**Task:**
Look through the lines below and extract any with the word "name".

**Input rows:**
## begin
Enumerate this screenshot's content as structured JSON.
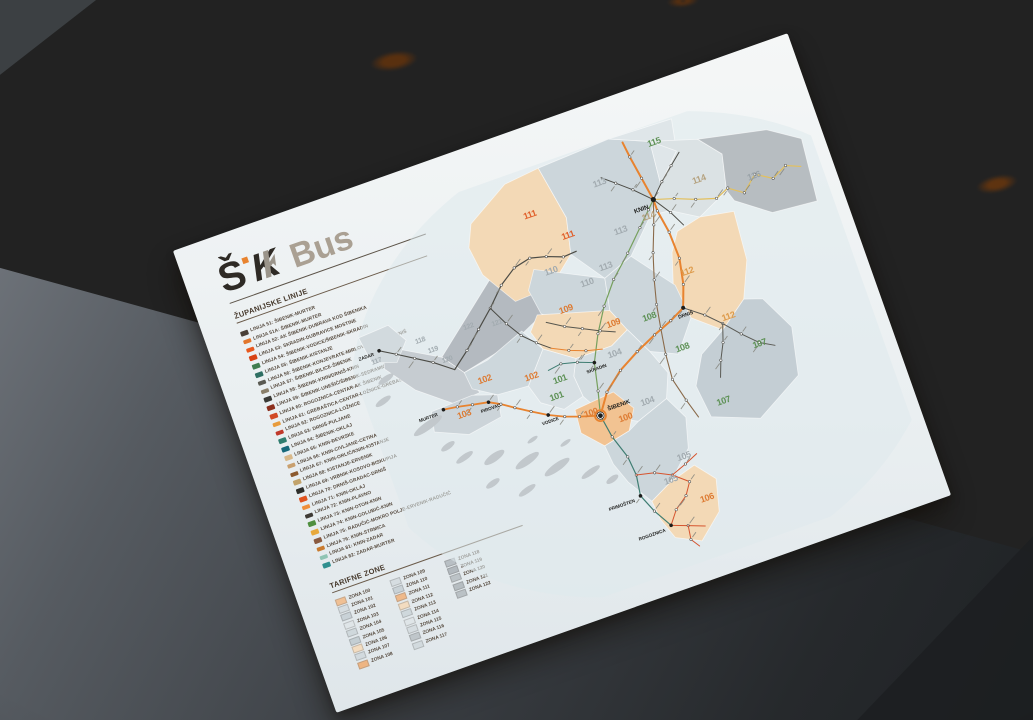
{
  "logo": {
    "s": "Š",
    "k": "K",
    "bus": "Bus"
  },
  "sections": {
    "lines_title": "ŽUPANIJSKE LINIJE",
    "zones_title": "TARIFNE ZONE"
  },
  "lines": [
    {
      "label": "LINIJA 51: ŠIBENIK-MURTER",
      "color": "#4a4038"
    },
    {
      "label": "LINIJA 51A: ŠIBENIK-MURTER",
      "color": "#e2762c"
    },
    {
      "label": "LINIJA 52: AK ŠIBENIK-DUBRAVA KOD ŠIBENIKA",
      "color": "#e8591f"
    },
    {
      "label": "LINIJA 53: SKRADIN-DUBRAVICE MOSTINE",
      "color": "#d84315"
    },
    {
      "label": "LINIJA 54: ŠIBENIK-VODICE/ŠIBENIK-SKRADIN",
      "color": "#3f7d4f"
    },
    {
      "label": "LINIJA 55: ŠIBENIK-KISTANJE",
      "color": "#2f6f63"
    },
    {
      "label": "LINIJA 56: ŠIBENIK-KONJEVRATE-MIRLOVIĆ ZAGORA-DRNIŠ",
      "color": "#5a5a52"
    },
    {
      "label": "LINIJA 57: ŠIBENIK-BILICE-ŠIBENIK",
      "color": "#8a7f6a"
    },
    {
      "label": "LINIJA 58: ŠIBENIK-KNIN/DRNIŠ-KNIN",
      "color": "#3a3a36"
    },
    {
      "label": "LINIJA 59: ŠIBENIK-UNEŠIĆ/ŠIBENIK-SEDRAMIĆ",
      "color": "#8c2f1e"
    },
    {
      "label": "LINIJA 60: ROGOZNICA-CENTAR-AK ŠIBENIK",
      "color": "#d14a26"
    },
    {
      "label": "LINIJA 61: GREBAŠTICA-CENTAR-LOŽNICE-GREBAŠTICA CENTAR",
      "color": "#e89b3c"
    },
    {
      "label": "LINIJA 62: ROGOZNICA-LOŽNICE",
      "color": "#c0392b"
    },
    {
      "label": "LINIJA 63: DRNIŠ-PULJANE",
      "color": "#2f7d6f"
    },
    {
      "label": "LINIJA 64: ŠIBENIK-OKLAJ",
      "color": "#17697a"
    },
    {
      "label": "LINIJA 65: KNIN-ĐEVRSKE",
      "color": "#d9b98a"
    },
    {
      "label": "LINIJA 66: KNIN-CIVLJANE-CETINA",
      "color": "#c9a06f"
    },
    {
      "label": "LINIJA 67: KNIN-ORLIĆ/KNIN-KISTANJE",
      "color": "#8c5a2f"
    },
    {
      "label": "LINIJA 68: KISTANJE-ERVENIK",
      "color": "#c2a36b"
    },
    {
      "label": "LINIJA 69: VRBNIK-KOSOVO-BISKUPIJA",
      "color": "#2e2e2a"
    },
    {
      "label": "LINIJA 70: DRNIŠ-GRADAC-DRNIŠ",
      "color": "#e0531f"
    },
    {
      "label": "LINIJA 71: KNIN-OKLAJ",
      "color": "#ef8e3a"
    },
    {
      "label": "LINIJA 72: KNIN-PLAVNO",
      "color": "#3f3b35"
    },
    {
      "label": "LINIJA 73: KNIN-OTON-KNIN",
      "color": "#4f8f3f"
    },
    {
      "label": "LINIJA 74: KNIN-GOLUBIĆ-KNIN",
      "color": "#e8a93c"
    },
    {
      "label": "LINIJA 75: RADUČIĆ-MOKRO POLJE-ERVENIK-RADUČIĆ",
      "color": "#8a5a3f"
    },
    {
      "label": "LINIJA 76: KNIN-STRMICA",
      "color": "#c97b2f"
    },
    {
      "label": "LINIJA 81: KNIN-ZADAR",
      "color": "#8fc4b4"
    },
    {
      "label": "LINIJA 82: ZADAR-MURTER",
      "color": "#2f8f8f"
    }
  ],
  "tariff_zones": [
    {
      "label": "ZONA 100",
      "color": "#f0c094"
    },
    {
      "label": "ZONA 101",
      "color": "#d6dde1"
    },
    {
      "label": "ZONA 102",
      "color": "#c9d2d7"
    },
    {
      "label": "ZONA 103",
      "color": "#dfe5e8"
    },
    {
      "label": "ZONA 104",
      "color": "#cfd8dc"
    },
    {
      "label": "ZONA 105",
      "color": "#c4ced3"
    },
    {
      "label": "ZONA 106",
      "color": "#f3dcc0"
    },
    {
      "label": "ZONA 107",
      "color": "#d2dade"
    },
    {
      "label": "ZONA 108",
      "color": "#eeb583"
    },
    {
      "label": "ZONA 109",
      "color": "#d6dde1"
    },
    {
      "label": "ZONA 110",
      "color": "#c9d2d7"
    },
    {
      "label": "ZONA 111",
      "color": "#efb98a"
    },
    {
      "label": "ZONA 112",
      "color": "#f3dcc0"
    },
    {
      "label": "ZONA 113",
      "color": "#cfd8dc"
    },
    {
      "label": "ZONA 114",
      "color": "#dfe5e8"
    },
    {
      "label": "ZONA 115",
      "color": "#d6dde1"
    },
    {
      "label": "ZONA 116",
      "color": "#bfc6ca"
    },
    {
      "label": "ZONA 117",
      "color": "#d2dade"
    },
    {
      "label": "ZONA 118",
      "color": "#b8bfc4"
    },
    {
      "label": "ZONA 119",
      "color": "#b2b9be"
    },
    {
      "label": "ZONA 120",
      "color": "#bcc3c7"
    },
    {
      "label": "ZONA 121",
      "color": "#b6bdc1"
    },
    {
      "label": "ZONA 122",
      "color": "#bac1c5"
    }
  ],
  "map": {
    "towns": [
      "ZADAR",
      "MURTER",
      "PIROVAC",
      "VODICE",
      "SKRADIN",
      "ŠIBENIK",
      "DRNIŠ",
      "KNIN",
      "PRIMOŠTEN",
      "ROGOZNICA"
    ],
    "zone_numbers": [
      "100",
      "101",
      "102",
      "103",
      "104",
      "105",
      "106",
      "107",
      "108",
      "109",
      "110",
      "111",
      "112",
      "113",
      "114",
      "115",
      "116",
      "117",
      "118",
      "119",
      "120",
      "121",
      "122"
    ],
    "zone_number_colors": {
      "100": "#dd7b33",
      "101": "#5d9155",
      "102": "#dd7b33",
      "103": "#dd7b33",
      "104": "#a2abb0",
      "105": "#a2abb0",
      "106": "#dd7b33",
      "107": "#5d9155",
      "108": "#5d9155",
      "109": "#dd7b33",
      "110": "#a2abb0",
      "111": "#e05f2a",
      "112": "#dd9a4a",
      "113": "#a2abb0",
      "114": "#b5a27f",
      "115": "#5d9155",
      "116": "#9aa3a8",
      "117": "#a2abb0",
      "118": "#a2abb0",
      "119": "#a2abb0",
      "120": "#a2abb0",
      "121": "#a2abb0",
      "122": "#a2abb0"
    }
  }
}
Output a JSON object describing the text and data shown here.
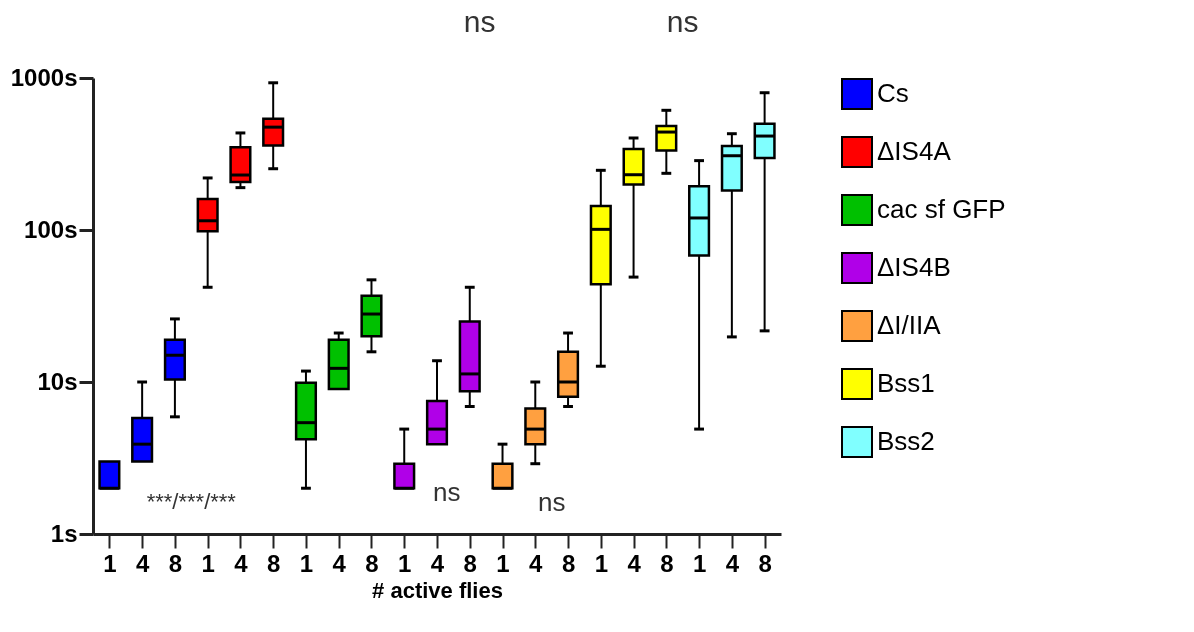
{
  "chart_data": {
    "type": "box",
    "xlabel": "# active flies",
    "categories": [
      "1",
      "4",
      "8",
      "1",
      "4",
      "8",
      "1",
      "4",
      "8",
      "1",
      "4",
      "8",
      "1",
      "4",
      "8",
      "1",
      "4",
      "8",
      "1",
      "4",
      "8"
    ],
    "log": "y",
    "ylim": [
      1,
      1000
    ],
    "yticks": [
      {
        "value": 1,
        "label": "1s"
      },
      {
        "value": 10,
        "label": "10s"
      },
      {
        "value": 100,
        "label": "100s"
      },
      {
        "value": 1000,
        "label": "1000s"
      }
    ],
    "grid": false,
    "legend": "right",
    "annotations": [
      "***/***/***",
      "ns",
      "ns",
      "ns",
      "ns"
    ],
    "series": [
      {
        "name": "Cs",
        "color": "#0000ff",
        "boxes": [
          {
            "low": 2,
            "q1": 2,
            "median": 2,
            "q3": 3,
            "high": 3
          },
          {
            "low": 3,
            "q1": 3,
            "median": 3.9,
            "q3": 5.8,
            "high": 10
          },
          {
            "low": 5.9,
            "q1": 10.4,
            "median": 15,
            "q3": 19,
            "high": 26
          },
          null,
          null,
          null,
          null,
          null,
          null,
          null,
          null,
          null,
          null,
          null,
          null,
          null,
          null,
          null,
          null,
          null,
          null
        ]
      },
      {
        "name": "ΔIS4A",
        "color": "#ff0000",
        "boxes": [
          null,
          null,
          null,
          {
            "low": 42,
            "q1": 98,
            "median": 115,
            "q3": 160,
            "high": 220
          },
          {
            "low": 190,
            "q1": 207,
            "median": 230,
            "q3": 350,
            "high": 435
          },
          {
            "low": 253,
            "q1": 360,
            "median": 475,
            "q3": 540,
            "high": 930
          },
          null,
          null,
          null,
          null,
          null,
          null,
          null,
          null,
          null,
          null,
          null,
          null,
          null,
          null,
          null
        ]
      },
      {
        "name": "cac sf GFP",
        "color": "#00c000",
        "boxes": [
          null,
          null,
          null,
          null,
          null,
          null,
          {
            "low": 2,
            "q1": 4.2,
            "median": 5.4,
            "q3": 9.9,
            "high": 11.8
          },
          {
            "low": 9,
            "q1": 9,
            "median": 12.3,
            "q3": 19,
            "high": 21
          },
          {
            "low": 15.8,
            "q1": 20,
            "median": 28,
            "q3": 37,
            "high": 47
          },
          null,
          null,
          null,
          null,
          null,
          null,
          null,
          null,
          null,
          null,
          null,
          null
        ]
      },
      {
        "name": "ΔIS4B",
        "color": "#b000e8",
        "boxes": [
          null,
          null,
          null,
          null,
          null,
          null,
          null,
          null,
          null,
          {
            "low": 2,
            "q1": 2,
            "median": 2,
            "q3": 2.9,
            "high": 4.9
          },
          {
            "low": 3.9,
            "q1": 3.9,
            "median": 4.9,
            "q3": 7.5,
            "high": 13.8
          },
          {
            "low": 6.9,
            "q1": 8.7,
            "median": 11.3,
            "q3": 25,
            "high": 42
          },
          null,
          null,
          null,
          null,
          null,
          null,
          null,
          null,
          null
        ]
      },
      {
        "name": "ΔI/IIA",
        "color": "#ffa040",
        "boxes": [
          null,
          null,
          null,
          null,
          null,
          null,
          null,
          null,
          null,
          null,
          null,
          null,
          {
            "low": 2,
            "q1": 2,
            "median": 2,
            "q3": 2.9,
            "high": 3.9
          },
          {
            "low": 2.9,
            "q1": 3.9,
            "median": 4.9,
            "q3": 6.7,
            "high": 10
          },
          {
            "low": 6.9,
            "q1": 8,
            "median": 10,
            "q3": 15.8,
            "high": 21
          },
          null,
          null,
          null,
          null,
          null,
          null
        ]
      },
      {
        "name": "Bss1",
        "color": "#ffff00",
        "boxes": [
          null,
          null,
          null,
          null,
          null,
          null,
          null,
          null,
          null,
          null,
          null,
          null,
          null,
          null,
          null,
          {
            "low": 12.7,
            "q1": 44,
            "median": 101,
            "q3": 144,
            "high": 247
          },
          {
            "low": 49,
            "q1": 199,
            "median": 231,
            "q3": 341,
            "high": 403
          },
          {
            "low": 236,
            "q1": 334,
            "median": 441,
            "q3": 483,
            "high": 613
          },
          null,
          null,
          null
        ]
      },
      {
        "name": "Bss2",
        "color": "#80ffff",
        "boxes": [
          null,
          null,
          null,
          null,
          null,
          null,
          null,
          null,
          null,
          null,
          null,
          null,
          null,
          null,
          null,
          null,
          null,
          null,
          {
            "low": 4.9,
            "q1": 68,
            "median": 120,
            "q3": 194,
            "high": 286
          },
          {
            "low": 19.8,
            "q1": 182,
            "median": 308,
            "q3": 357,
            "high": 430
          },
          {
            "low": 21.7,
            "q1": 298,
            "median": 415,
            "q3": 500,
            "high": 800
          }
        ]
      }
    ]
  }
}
## end
**The completed task:**
        "name": "Cs",
        "name": "ΔIS4A",
        "name": "cac sf GFP",
        "name": "ΔIS4B",
        "name": "ΔI/IIA",
        "name": "Bss1",
        "name": "Bss2",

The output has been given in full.